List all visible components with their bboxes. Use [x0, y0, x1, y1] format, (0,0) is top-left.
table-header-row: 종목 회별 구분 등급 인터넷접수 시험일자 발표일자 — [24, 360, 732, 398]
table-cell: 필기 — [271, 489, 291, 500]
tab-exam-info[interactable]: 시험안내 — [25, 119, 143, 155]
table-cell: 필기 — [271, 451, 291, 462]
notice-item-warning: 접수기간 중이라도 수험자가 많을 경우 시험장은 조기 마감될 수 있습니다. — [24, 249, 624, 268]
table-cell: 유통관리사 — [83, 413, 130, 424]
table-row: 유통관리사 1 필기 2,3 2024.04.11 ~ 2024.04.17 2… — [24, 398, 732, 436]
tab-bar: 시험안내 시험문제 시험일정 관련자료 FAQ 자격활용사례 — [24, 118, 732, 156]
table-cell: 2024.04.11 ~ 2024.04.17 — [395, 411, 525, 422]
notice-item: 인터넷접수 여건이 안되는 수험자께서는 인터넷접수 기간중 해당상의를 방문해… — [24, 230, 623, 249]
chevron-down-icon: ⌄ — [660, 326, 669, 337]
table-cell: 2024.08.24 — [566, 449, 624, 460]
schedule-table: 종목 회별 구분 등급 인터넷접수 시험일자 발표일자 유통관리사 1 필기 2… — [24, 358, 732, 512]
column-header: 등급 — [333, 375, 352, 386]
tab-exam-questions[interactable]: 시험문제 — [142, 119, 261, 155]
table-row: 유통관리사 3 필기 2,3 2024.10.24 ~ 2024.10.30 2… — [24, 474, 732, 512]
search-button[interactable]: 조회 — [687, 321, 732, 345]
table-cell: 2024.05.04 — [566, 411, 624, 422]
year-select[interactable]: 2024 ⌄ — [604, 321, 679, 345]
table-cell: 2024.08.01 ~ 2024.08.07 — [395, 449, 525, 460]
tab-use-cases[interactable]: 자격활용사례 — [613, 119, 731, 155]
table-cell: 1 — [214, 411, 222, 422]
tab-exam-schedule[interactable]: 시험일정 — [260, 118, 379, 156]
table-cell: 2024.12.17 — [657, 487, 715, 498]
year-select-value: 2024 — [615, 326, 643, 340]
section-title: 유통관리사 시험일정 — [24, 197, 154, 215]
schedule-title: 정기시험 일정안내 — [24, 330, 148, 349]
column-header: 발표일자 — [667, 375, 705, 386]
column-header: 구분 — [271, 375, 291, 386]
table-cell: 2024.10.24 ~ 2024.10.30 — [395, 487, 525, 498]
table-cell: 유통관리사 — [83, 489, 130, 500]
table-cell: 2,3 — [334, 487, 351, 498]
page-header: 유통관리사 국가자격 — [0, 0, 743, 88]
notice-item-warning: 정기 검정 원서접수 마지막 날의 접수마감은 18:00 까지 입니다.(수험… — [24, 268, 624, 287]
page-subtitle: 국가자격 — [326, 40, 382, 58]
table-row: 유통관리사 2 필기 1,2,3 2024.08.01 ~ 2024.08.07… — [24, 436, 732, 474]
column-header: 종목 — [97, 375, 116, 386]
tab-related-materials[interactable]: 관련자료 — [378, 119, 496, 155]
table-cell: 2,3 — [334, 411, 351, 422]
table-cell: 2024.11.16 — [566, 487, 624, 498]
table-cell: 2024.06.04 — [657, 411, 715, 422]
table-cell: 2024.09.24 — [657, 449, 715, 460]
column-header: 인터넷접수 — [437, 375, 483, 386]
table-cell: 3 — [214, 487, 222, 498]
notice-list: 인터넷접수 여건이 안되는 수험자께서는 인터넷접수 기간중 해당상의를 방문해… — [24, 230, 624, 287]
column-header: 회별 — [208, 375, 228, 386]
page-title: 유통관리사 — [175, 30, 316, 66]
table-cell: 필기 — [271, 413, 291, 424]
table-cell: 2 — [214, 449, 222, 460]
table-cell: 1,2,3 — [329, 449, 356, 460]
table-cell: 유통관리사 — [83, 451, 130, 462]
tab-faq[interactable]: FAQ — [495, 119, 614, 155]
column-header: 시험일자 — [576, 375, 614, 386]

************

Copy every line of the records above verbatim, with nothing added, dropped, or reordered.

List all visible components with their bboxes. Use [x0, y0, x1, y1] format, (0,0) is top-left.
table-header-row: 종목 회별 구분 등급 인터넷접수 시험일자 발표일자 — [24, 360, 732, 398]
table-cell: 필기 — [271, 489, 291, 500]
tab-exam-info[interactable]: 시험안내 — [25, 119, 143, 155]
table-cell: 필기 — [271, 451, 291, 462]
notice-item-warning: 접수기간 중이라도 수험자가 많을 경우 시험장은 조기 마감될 수 있습니다. — [24, 249, 624, 268]
table-cell: 유통관리사 — [83, 413, 130, 424]
table-row: 유통관리사 1 필기 2,3 2024.04.11 ~ 2024.04.17 2… — [24, 398, 732, 436]
tab-bar: 시험안내 시험문제 시험일정 관련자료 FAQ 자격활용사례 — [24, 118, 732, 156]
table-cell: 2024.04.11 ~ 2024.04.17 — [395, 411, 525, 422]
notice-item: 인터넷접수 여건이 안되는 수험자께서는 인터넷접수 기간중 해당상의를 방문해… — [24, 230, 623, 249]
chevron-down-icon: ⌄ — [660, 326, 669, 337]
table-cell: 2024.08.24 — [566, 449, 624, 460]
schedule-table: 종목 회별 구분 등급 인터넷접수 시험일자 발표일자 유통관리사 1 필기 2… — [24, 358, 732, 512]
column-header: 등급 — [333, 375, 352, 386]
tab-exam-questions[interactable]: 시험문제 — [142, 119, 261, 155]
table-row: 유통관리사 3 필기 2,3 2024.10.24 ~ 2024.10.30 2… — [24, 474, 732, 512]
search-button[interactable]: 조회 — [687, 321, 732, 345]
table-cell: 2024.05.04 — [566, 411, 624, 422]
year-select[interactable]: 2024 ⌄ — [604, 321, 679, 345]
table-cell: 2024.08.01 ~ 2024.08.07 — [395, 449, 525, 460]
tab-use-cases[interactable]: 자격활용사례 — [613, 119, 731, 155]
table-cell: 1 — [214, 411, 222, 422]
tab-exam-schedule[interactable]: 시험일정 — [260, 118, 379, 156]
table-cell: 2024.12.17 — [657, 487, 715, 498]
year-select-value: 2024 — [615, 326, 643, 340]
section-title: 유통관리사 시험일정 — [24, 197, 154, 215]
schedule-title: 정기시험 일정안내 — [24, 330, 148, 349]
column-header: 발표일자 — [667, 375, 705, 386]
column-header: 구분 — [271, 375, 291, 386]
table-cell: 2024.10.24 ~ 2024.10.30 — [395, 487, 525, 498]
table-cell: 유통관리사 — [83, 489, 130, 500]
table-cell: 2,3 — [334, 487, 351, 498]
page-header: 유통관리사 국가자격 — [0, 0, 743, 88]
notice-item-warning: 정기 검정 원서접수 마지막 날의 접수마감은 18:00 까지 입니다.(수험… — [24, 268, 624, 287]
page-subtitle: 국가자격 — [326, 40, 382, 58]
table-row: 유통관리사 2 필기 1,2,3 2024.08.01 ~ 2024.08.07… — [24, 436, 732, 474]
column-header: 종목 — [97, 375, 116, 386]
tab-related-materials[interactable]: 관련자료 — [378, 119, 496, 155]
table-cell: 2,3 — [334, 411, 351, 422]
table-cell: 2024.11.16 — [566, 487, 624, 498]
table-cell: 2024.06.04 — [657, 411, 715, 422]
table-cell: 2024.09.24 — [657, 449, 715, 460]
column-header: 인터넷접수 — [437, 375, 483, 386]
table-cell: 3 — [214, 487, 222, 498]
notice-list: 인터넷접수 여건이 안되는 수험자께서는 인터넷접수 기간중 해당상의를 방문해… — [24, 230, 624, 287]
column-header: 회별 — [208, 375, 228, 386]
page-title: 유통관리사 — [175, 30, 316, 66]
table-cell: 필기 — [271, 413, 291, 424]
table-cell: 2 — [214, 449, 222, 460]
table-cell: 1,2,3 — [329, 449, 356, 460]
table-cell: 유통관리사 — [83, 451, 130, 462]
tab-faq[interactable]: FAQ — [495, 119, 614, 155]
column-header: 시험일자 — [576, 375, 614, 386]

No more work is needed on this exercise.